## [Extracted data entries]
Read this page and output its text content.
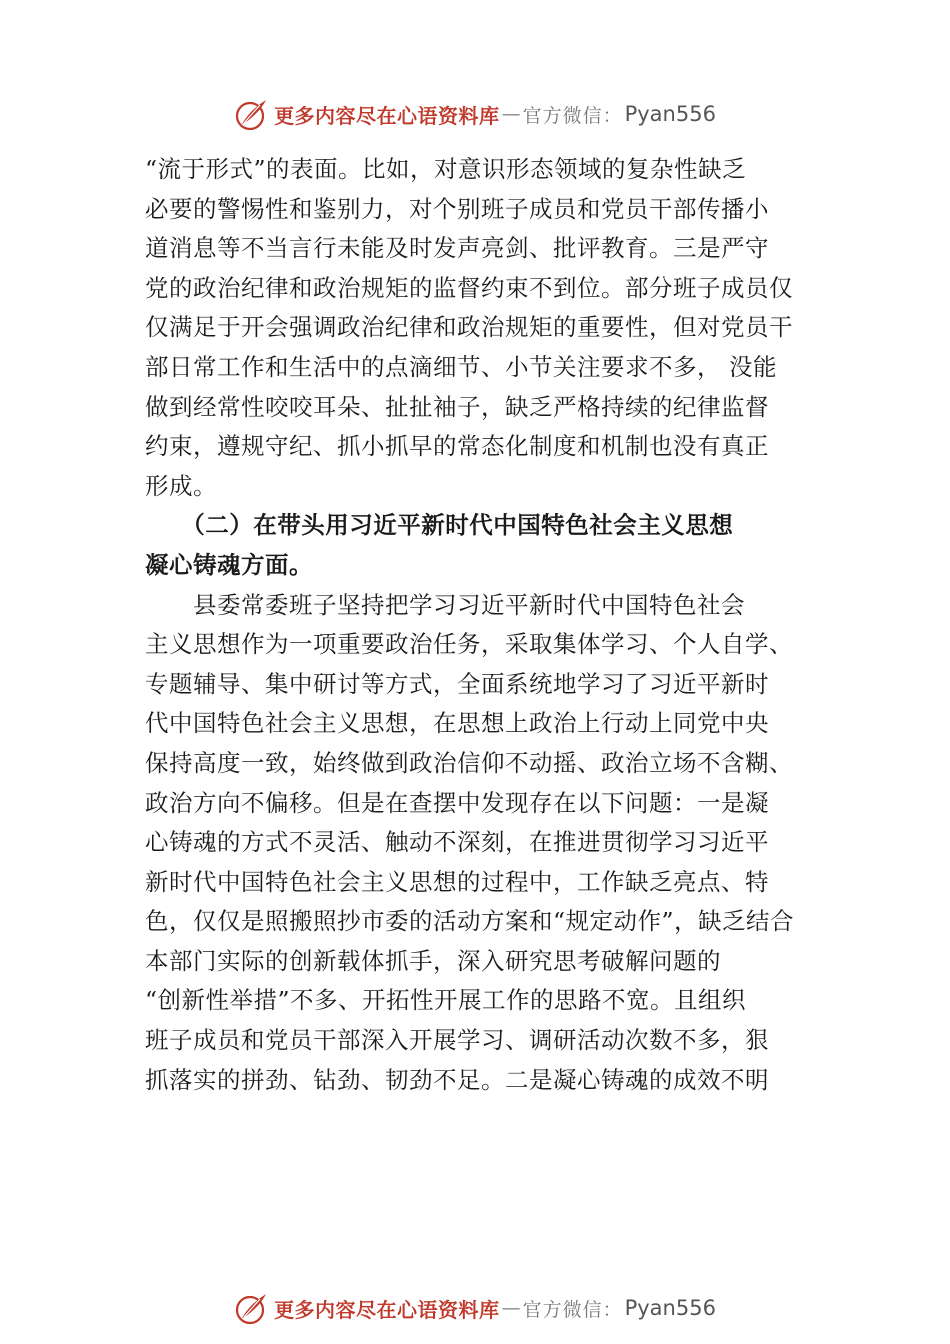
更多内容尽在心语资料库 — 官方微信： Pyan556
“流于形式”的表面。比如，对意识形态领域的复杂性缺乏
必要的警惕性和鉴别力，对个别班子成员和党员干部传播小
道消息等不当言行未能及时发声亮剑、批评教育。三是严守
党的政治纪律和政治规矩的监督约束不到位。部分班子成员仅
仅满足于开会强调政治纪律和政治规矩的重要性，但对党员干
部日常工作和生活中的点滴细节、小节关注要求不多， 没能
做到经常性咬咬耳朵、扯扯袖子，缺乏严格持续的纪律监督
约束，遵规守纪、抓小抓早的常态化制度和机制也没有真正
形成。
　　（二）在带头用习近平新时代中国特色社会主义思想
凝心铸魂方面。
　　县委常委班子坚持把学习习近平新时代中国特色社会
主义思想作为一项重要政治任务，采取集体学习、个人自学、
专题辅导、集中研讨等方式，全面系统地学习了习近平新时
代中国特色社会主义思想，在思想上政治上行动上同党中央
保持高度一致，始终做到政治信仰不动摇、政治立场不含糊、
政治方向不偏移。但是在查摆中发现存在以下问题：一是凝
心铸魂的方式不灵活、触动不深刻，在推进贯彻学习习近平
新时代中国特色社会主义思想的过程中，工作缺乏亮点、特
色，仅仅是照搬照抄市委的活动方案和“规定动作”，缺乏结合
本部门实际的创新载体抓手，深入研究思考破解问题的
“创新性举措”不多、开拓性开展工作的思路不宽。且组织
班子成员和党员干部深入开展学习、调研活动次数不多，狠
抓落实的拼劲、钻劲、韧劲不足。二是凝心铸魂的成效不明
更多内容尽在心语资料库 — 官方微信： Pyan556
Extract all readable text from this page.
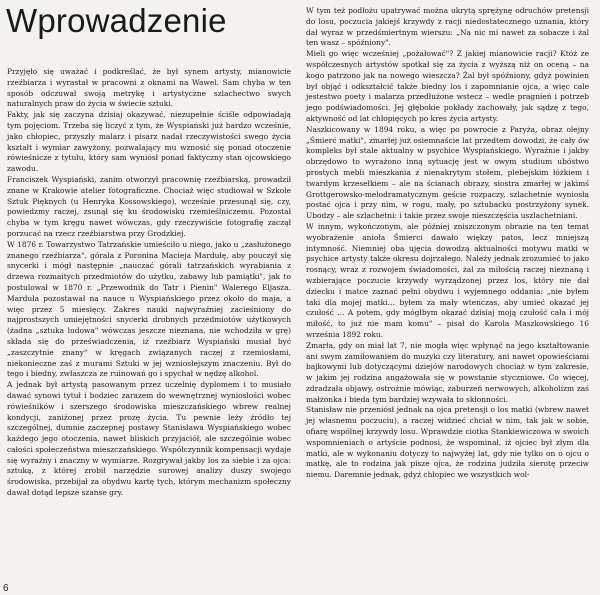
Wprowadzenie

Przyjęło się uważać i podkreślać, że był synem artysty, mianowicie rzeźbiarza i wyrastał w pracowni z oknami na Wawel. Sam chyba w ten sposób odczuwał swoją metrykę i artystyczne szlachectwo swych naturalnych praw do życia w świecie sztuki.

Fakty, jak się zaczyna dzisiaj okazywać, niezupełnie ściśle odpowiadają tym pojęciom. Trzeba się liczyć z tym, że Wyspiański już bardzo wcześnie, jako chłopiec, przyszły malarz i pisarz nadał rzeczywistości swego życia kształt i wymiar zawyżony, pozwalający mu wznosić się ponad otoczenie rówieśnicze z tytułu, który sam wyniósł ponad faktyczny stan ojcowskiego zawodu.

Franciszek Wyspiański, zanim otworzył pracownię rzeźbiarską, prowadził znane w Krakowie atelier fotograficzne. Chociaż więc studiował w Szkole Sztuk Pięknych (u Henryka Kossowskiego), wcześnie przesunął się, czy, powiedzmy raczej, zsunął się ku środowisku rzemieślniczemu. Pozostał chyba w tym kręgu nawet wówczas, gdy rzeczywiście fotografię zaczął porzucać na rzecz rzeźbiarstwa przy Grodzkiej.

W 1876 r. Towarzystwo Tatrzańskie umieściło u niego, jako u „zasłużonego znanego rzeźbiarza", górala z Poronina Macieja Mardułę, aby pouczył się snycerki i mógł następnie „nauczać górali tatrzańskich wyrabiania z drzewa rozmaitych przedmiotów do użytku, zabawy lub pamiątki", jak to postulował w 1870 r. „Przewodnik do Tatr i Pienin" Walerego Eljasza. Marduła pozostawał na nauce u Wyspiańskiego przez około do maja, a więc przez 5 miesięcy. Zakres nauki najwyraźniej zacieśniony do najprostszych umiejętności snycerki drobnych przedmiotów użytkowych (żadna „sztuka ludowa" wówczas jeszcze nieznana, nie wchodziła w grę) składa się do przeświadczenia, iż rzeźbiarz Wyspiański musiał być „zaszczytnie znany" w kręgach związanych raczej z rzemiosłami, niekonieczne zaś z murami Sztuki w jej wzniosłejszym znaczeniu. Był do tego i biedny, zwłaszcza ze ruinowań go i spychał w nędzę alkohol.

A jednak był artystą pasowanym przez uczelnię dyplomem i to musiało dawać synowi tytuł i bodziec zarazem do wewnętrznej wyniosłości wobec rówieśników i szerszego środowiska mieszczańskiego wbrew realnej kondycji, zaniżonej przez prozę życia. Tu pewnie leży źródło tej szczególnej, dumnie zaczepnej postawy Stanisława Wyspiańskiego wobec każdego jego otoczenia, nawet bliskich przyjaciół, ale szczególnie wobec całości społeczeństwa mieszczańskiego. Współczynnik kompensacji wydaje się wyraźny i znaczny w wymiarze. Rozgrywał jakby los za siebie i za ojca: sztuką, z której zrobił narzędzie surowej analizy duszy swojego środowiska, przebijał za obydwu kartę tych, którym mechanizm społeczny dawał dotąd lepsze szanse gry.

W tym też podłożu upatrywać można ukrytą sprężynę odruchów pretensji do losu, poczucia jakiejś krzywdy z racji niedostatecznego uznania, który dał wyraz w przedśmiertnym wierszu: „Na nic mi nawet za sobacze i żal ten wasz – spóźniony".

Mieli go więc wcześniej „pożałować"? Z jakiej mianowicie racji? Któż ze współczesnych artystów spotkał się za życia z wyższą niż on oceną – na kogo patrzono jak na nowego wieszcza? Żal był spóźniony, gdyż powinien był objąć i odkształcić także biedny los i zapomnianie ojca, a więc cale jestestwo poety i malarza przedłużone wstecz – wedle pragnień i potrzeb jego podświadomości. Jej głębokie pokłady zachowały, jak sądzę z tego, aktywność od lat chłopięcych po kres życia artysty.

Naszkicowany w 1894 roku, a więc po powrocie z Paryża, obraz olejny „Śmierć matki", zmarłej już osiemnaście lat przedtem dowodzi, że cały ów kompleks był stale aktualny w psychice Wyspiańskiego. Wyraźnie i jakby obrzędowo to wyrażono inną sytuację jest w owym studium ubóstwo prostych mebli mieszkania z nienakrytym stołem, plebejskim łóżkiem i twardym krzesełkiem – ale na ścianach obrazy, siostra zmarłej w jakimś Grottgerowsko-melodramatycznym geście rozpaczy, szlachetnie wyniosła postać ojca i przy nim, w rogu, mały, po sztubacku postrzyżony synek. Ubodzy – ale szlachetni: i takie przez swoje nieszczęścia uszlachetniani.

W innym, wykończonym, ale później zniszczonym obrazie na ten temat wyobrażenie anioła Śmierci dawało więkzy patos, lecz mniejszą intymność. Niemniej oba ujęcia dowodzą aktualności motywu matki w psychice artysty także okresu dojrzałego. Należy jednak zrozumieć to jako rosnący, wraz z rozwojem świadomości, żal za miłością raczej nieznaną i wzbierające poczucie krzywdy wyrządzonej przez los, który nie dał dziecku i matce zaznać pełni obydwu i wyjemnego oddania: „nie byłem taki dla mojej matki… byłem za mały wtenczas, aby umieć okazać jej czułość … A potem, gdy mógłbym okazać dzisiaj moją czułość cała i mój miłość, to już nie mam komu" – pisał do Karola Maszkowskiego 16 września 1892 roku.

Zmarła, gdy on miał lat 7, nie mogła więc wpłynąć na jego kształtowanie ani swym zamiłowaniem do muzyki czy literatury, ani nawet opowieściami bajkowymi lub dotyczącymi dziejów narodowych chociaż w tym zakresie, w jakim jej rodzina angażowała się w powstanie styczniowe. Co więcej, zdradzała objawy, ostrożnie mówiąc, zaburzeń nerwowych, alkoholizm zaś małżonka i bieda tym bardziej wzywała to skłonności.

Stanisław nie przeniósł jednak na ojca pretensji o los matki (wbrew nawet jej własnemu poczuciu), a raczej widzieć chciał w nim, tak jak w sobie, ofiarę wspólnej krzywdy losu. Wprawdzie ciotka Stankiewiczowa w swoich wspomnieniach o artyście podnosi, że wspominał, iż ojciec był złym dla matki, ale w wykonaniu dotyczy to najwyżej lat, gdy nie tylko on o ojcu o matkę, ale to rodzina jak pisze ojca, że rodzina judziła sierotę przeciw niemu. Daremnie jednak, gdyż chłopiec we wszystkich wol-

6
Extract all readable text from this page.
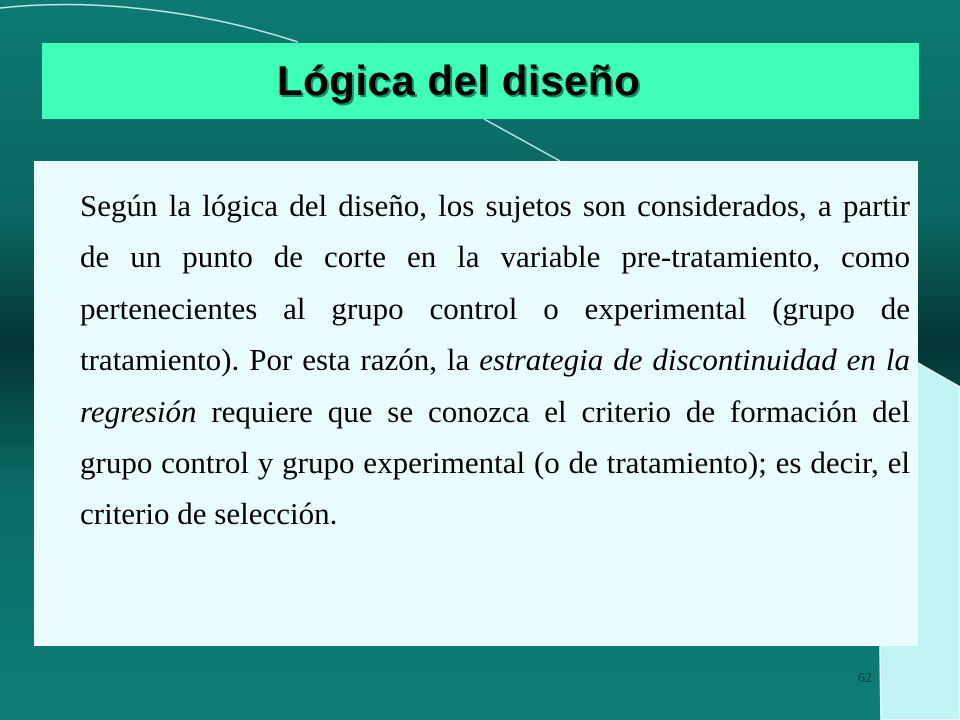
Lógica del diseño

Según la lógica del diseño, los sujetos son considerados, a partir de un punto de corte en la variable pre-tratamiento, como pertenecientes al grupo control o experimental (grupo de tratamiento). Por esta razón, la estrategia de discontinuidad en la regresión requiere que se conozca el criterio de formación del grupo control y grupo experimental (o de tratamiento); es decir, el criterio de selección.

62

## [The request]
In the listing above, find the lines holding the word "losu" and copy them.

## [Result of the exercise]
W tym też podłożu upatrywać można ukrytą sprężynę odruchów pretensji do losu, poczucia jakiejś krzywdy z racji niedostatecznego uznania, który dał wyraz w przedśmiertnym wierszu: „Na nic mi nawet za sobacze i żal ten wasz – spóźniony".
Stanisław nie przeniósł jednak na ojca pretensji o los matki (wbrew nawet jej własnemu poczuciu), a raczej widzieć chciał w nim, tak jak w sobie, ofiarę wspólnej krzywdy losu. Wprawdzie ciotka Stankiewiczowa w swoich wspomnieniach o artyście podnosi, że wspominał, iż ojciec był złym dla matki, ale w wykonaniu dotyczy to najwyżej lat, gdy nie tylko on o ojcu o matkę, ale to rodzina jak pisze ojca, że rodzina judziła sierotę przeciw niemu. Daremnie jednak, gdyż chłopiec we wszystkich wol-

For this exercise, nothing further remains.